Assignment ->
Pick every line from the data that holds the word "document".

Data for the task Start Marker

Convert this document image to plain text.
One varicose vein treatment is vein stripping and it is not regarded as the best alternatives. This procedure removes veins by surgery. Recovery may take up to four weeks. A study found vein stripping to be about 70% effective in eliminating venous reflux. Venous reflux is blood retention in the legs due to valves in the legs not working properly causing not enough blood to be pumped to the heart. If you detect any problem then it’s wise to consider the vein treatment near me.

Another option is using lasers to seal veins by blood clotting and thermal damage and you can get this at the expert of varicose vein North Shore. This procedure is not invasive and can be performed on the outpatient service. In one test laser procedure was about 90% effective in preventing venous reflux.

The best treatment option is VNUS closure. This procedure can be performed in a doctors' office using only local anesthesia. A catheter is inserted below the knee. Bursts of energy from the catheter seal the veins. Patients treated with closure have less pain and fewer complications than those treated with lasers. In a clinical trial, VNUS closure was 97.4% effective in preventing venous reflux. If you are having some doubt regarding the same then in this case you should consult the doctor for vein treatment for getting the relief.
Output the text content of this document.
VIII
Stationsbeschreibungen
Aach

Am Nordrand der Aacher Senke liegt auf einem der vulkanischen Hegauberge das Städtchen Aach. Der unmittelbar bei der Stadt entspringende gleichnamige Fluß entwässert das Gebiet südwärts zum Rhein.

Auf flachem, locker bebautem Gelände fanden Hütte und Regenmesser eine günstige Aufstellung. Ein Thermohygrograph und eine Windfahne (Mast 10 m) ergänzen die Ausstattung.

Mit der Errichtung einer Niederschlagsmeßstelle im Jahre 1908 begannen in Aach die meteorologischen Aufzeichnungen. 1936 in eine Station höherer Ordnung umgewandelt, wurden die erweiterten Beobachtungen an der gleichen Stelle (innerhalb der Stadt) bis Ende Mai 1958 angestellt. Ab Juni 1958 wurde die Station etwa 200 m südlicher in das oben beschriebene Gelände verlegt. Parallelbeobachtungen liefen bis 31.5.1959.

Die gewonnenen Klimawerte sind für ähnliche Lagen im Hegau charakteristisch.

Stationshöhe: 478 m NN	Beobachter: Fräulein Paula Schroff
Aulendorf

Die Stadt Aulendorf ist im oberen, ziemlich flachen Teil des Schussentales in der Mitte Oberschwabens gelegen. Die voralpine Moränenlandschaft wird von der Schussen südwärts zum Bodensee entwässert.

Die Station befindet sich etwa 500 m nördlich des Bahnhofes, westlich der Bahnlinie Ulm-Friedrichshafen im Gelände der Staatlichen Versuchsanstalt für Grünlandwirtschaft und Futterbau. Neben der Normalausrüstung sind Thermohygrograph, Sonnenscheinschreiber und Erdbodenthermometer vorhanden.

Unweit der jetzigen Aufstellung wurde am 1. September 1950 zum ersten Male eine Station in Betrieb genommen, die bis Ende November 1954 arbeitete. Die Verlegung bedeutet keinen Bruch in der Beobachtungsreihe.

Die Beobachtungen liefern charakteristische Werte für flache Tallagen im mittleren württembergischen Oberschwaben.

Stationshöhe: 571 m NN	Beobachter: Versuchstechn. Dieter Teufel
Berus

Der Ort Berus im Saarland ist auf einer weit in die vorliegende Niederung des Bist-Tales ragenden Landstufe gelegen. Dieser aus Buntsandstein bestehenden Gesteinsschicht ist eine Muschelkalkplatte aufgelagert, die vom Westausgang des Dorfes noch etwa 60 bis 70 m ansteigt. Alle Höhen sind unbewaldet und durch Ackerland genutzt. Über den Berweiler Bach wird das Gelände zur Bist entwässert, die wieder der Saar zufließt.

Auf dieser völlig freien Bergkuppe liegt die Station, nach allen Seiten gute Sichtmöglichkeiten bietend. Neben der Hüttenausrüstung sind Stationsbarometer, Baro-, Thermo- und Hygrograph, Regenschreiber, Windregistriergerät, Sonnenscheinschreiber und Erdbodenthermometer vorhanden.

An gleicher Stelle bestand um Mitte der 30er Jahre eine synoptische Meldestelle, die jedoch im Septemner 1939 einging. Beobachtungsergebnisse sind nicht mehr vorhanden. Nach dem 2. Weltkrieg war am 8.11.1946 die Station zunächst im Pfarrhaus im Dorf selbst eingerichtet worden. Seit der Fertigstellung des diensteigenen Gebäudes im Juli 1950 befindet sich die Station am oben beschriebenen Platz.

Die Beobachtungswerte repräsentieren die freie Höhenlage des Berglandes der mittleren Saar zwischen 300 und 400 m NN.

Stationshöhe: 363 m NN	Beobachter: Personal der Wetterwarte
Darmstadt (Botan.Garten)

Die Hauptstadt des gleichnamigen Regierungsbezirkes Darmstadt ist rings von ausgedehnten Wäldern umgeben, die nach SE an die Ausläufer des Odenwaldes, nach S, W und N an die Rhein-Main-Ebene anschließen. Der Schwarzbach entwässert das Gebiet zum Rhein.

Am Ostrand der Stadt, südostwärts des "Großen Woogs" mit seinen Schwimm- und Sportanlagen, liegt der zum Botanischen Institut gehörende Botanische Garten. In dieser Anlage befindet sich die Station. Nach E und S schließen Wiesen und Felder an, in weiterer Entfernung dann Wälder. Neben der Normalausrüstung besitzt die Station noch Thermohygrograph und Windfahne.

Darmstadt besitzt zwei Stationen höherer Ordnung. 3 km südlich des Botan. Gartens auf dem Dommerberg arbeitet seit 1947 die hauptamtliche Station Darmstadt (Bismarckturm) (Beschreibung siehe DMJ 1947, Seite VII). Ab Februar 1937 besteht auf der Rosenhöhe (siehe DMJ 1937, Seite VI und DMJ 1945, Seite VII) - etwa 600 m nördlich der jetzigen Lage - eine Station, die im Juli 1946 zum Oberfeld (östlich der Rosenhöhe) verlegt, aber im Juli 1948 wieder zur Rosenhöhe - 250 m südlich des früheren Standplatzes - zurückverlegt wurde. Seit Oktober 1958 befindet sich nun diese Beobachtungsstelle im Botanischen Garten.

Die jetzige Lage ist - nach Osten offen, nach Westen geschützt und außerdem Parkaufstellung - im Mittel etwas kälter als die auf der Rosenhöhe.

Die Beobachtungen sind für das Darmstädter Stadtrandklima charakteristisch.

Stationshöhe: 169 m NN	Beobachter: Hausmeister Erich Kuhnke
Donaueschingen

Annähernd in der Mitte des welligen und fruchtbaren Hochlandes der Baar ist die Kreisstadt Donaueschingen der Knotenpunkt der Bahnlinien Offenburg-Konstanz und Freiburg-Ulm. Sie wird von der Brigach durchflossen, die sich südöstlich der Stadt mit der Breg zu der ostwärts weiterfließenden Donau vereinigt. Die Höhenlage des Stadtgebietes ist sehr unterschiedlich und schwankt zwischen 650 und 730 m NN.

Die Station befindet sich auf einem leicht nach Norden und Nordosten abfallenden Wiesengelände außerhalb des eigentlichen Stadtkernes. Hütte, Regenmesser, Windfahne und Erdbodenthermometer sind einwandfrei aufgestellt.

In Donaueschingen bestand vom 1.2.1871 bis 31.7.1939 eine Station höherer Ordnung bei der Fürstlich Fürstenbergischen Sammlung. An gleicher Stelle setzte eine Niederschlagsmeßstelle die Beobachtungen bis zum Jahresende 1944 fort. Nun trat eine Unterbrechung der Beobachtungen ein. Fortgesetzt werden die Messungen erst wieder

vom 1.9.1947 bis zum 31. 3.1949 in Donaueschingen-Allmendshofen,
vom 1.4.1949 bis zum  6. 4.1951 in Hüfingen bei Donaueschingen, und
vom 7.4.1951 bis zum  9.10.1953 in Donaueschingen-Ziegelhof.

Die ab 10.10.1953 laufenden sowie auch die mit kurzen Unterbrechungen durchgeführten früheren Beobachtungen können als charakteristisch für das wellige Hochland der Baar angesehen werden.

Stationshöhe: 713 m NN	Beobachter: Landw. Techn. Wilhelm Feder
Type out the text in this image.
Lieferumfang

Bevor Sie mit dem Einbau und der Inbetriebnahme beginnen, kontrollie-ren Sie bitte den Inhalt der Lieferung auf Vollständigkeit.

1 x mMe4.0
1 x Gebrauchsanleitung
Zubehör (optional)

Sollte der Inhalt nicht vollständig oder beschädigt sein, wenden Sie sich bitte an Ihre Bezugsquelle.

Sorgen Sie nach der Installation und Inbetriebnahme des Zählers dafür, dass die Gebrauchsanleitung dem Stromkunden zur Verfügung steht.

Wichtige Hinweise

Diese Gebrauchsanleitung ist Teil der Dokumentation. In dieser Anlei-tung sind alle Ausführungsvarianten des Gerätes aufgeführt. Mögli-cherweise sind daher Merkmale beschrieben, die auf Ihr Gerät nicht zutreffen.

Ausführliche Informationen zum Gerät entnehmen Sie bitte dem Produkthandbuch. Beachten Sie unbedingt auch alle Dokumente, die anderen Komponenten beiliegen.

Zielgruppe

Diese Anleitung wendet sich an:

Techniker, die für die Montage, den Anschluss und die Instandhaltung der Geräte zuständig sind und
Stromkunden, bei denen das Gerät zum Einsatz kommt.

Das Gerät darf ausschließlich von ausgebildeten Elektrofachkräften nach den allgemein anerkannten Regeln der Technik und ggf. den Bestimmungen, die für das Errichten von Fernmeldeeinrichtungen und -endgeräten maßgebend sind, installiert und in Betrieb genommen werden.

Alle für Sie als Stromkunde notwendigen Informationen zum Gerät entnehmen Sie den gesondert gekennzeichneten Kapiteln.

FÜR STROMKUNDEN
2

Data for the task End Marker

Response area ->
Convert this document image to plain text.
Output the text content of this document.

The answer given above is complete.